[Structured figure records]
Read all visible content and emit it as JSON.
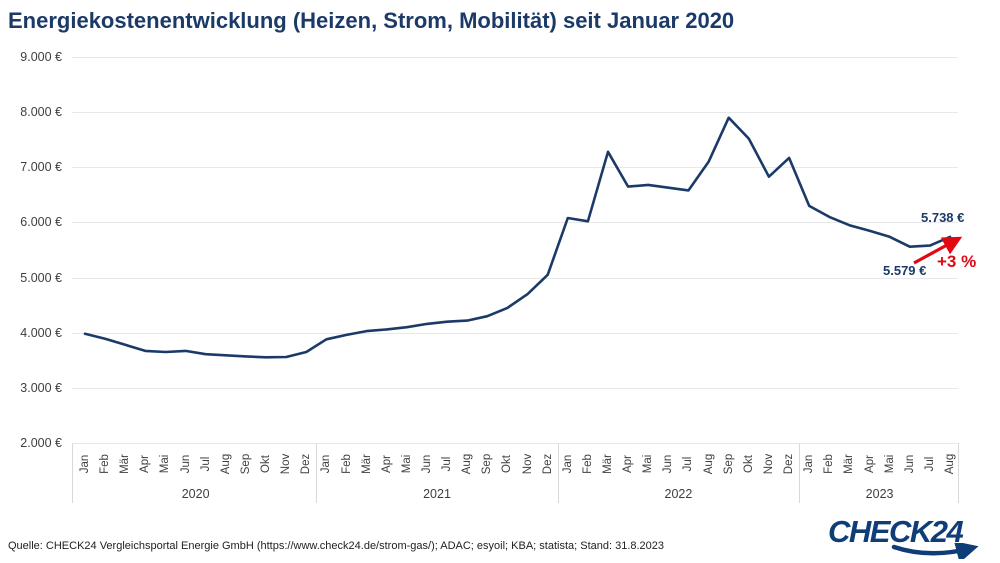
{
  "title": "Energiekostenentwicklung (Heizen, Strom, Mobilität) seit Januar 2020",
  "colors": {
    "line": "#1b3a68",
    "title_text": "#1b3a68",
    "accent_red": "#e30613",
    "grid": "#e8e8e8",
    "axis_text": "#3f3f3f",
    "logo_blue": "#0e3d78"
  },
  "y_axis": {
    "tick_labels": [
      "9.000 €",
      "8.000 €",
      "7.000 €",
      "6.000 €",
      "5.000 €",
      "4.000 €",
      "3.000 €",
      "2.000 €"
    ],
    "min": 2000,
    "max": 9000,
    "step": 1000
  },
  "x_axis": {
    "month_labels": [
      "Jan",
      "Feb",
      "Mär",
      "Apr",
      "Mai",
      "Jun",
      "Jul",
      "Aug",
      "Sep",
      "Okt",
      "Nov",
      "Dez"
    ],
    "years": [
      {
        "label": "2020",
        "num_months": 12
      },
      {
        "label": "2021",
        "num_months": 12
      },
      {
        "label": "2022",
        "num_months": 12
      },
      {
        "label": "2023",
        "num_months": 8
      }
    ]
  },
  "chart_data": {
    "type": "line",
    "title": "Energiekostenentwicklung (Heizen, Strom, Mobilität) seit Januar 2020",
    "unit": "€",
    "ylim": [
      2000,
      9000
    ],
    "grid": true,
    "categories": [
      "Jan 2020",
      "Feb 2020",
      "Mär 2020",
      "Apr 2020",
      "Mai 2020",
      "Jun 2020",
      "Jul 2020",
      "Aug 2020",
      "Sep 2020",
      "Okt 2020",
      "Nov 2020",
      "Dez 2020",
      "Jan 2021",
      "Feb 2021",
      "Mär 2021",
      "Apr 2021",
      "Mai 2021",
      "Jun 2021",
      "Jul 2021",
      "Aug 2021",
      "Sep 2021",
      "Okt 2021",
      "Nov 2021",
      "Dez 2021",
      "Jan 2022",
      "Feb 2022",
      "Mär 2022",
      "Apr 2022",
      "Mai 2022",
      "Jun 2022",
      "Jul 2022",
      "Aug 2022",
      "Sep 2022",
      "Okt 2022",
      "Nov 2022",
      "Dez 2022",
      "Jan 2023",
      "Feb 2023",
      "Mär 2023",
      "Apr 2023",
      "Mai 2023",
      "Jun 2023",
      "Jul 2023",
      "Aug 2023"
    ],
    "series": [
      {
        "name": "Energiekosten (Heizen, Strom, Mobilität)",
        "values": [
          3980,
          3890,
          3780,
          3670,
          3650,
          3670,
          3610,
          3590,
          3570,
          3555,
          3560,
          3650,
          3880,
          3960,
          4030,
          4060,
          4100,
          4160,
          4200,
          4220,
          4300,
          4450,
          4700,
          5050,
          6080,
          6020,
          7280,
          6650,
          6680,
          6630,
          6580,
          7100,
          7900,
          7520,
          6830,
          7170,
          6300,
          6100,
          5950,
          5850,
          5740,
          5560,
          5579,
          5738
        ]
      }
    ],
    "annotations": [
      {
        "text": "5.738 €",
        "category": "Aug 2023",
        "value": 5738
      },
      {
        "text": "5.579 €",
        "category": "Jul 2023",
        "value": 5579
      },
      {
        "text": "+3 %",
        "meaning": "Anstieg von 5.579 € auf 5.738 €"
      }
    ]
  },
  "annotations": {
    "end_value_label": "5.738 €",
    "low_value_label": "5.579 €",
    "percent_label": "+3 %"
  },
  "footer": {
    "source": "Quelle: CHECK24 Vergleichsportal Energie GmbH (https://www.check24.de/strom-gas/); ADAC; esyoil; KBA; statista; Stand: 31.8.2023"
  },
  "logo": {
    "text": "CHECK24"
  }
}
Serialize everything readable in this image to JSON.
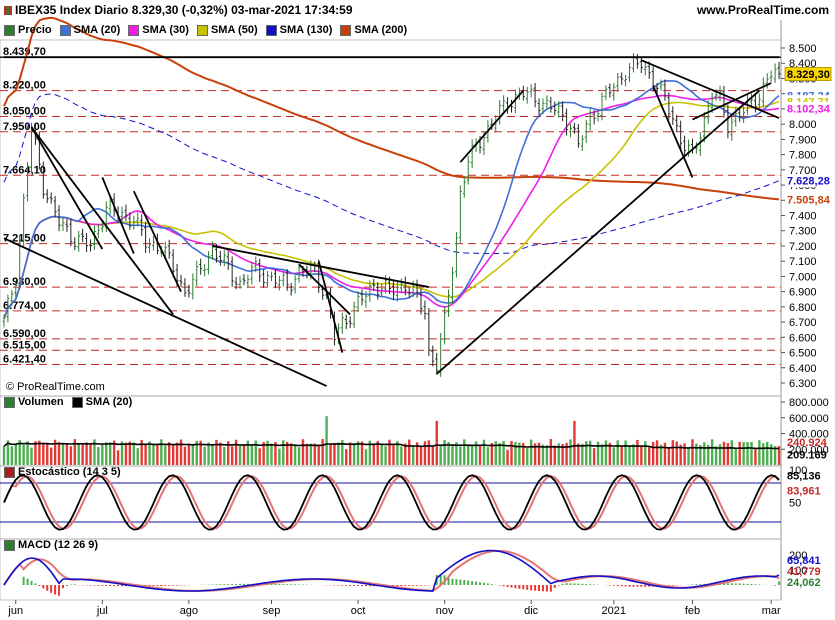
{
  "header": {
    "title": "IBEX35 Index Diario 8.329,30 (-0,32%) 03-mar-2021 17:34:59",
    "site": "www.ProRealTime.com",
    "copyright": "© ProRealTime.com"
  },
  "legends": {
    "price": [
      {
        "label": "Precio",
        "color": "#2e7d32"
      },
      {
        "label": "SMA (20)",
        "color": "#3f6fd8"
      },
      {
        "label": "SMA (30)",
        "color": "#ee1ee8"
      },
      {
        "label": "SMA (50)",
        "color": "#c9c200"
      },
      {
        "label": "SMA (130)",
        "color": "#1010c8"
      },
      {
        "label": "SMA (200)",
        "color": "#c8400a"
      }
    ],
    "volume": [
      {
        "label": "Volumen",
        "color": "#2e7d32"
      },
      {
        "label": "SMA (20)",
        "color": "#000000"
      }
    ],
    "stochastic": [
      {
        "label": "Estocástico (14 3 5)",
        "color": "#9e2020"
      }
    ],
    "macd": [
      {
        "label": "MACD (12 26 9)",
        "color": "#2e7d32"
      }
    ]
  },
  "chart_data": {
    "type": "line",
    "x_tick_labels": [
      "jun",
      "jul",
      "ago",
      "sep",
      "oct",
      "nov",
      "dic",
      "2021",
      "feb",
      "mar"
    ],
    "x_ticks": [
      {
        "label": "jun",
        "index": 3
      },
      {
        "label": "jul",
        "index": 25
      },
      {
        "label": "ago",
        "index": 47
      },
      {
        "label": "sep",
        "index": 68
      },
      {
        "label": "oct",
        "index": 90
      },
      {
        "label": "nov",
        "index": 112
      },
      {
        "label": "dic",
        "index": 134
      },
      {
        "label": "2021",
        "index": 155
      },
      {
        "label": "feb",
        "index": 175
      },
      {
        "label": "mar",
        "index": 195
      }
    ],
    "price_axis": {
      "min": 6300,
      "max": 8500,
      "ticks": [
        "8.500",
        "8.400",
        "8.300",
        "8.200",
        "8.100",
        "8.000",
        "7.900",
        "7.800",
        "7.700",
        "7.600",
        "7.500",
        "7.400",
        "7.300",
        "7.200",
        "7.100",
        "7.000",
        "6.900",
        "6.800",
        "6.700",
        "6.600",
        "6.500",
        "6.400",
        "6.300"
      ]
    },
    "horizontal_levels": [
      {
        "label": "8.439,70",
        "value": 8439.7,
        "style": "solid"
      },
      {
        "label": "8.220,00",
        "value": 8220,
        "style": "dashed"
      },
      {
        "label": "8.050,00",
        "value": 8050,
        "style": "dashed"
      },
      {
        "label": "7.950,00",
        "value": 7950,
        "style": "dashed"
      },
      {
        "label": "7.664,10",
        "value": 7664.1,
        "style": "dashed"
      },
      {
        "label": "7.215,00",
        "value": 7215,
        "style": "dashed"
      },
      {
        "label": "6.930,00",
        "value": 6930,
        "style": "dashed"
      },
      {
        "label": "6.774,00",
        "value": 6774,
        "style": "dashed"
      },
      {
        "label": "6.590,00",
        "value": 6590,
        "style": "dashed"
      },
      {
        "label": "6.515,00",
        "value": 6515,
        "style": "dashed"
      },
      {
        "label": "6.421,40",
        "value": 6421.4,
        "style": "dashed"
      }
    ],
    "last_values": [
      {
        "label": "8.329,30",
        "value": 8329.3,
        "bg": "#ffd700",
        "fg": "#000000"
      },
      {
        "label": "8.187,24",
        "value": 8187.24,
        "bg": "#ffffff",
        "fg": "#3f6fd8"
      },
      {
        "label": "8.147,71",
        "value": 8147.71,
        "bg": "#ffffff",
        "fg": "#c9c200"
      },
      {
        "label": "8.102,34",
        "value": 8102.34,
        "bg": "#ffffff",
        "fg": "#ee1ee8"
      },
      {
        "label": "7.628,28",
        "value": 7628.28,
        "bg": "#ffffff",
        "fg": "#1010c8"
      },
      {
        "label": "7.505,84",
        "value": 7505.84,
        "bg": "#ffffff",
        "fg": "#c8400a"
      }
    ],
    "price_anchors": [
      [
        0,
        6700
      ],
      [
        3,
        7000
      ],
      [
        7,
        7980
      ],
      [
        10,
        7600
      ],
      [
        14,
        7350
      ],
      [
        18,
        7250
      ],
      [
        22,
        7200
      ],
      [
        26,
        7450
      ],
      [
        30,
        7400
      ],
      [
        33,
        7380
      ],
      [
        36,
        7220
      ],
      [
        40,
        7200
      ],
      [
        43,
        7050
      ],
      [
        46,
        6900
      ],
      [
        49,
        7000
      ],
      [
        53,
        7180
      ],
      [
        57,
        7050
      ],
      [
        60,
        6950
      ],
      [
        64,
        7050
      ],
      [
        68,
        6980
      ],
      [
        72,
        6950
      ],
      [
        75,
        7020
      ],
      [
        79,
        7050
      ],
      [
        82,
        6850
      ],
      [
        84,
        6600
      ],
      [
        86,
        6700
      ],
      [
        88,
        6750
      ],
      [
        91,
        6850
      ],
      [
        94,
        6950
      ],
      [
        98,
        6900
      ],
      [
        102,
        6950
      ],
      [
        105,
        6850
      ],
      [
        107,
        6780
      ],
      [
        108,
        6500
      ],
      [
        110,
        6420
      ],
      [
        112,
        6700
      ],
      [
        115,
        7250
      ],
      [
        116,
        7550
      ],
      [
        118,
        7750
      ],
      [
        121,
        7900
      ],
      [
        124,
        8000
      ],
      [
        128,
        8150
      ],
      [
        132,
        8200
      ],
      [
        135,
        8170
      ],
      [
        138,
        8120
      ],
      [
        141,
        8080
      ],
      [
        144,
        8000
      ],
      [
        146,
        7850
      ],
      [
        149,
        8050
      ],
      [
        152,
        8150
      ],
      [
        155,
        8250
      ],
      [
        158,
        8350
      ],
      [
        162,
        8400
      ],
      [
        165,
        8300
      ],
      [
        168,
        8150
      ],
      [
        170,
        8050
      ],
      [
        172,
        7900
      ],
      [
        175,
        7780
      ],
      [
        177,
        7950
      ],
      [
        180,
        8200
      ],
      [
        182,
        8150
      ],
      [
        184,
        8000
      ],
      [
        186,
        8050
      ],
      [
        189,
        8100
      ],
      [
        192,
        8200
      ],
      [
        195,
        8330
      ],
      [
        197,
        8329.3
      ]
    ],
    "sma_last": {
      "sma20": 8187.24,
      "sma30": 8102.34,
      "sma50": 8147.71,
      "sma130": 7628.28,
      "sma200": 7505.84
    },
    "volume_axis": {
      "min": 0,
      "max": 800000,
      "ticks": [
        "800.000",
        "600.000",
        "400.000",
        "200.000"
      ]
    },
    "volume_last": [
      {
        "label": "240.924",
        "value": 240924,
        "bg": "#ffffff",
        "fg": "#c62828"
      },
      {
        "label": "209.169",
        "value": 209169,
        "bg": "#ffffff",
        "fg": "#000000"
      }
    ],
    "stochastic_axis": {
      "ticks": [
        "100",
        "50"
      ],
      "levels": [
        80,
        20
      ]
    },
    "stochastic_last": [
      {
        "label": "85,136",
        "value": 85.136,
        "fg": "#000000"
      },
      {
        "label": "83,961",
        "value": 83.961,
        "fg": "#c62828"
      }
    ],
    "macd_axis": {
      "ticks": [
        "200",
        "100"
      ]
    },
    "macd_last": [
      {
        "label": "65,841",
        "value": 65.841,
        "fg": "#1010c8"
      },
      {
        "label": "41,779",
        "value": 41.779,
        "fg": "#c62828"
      },
      {
        "label": "24,062",
        "value": 24.062,
        "fg": "#2e7d32"
      }
    ]
  }
}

◆ EXERCISE DESCRIPTION:
Look through the data above. Copy every line with the string "category" in it.

◆ RESPONSE TO THE TASK:
        "category": "Aug 2023",
        "category": "Jul 2023",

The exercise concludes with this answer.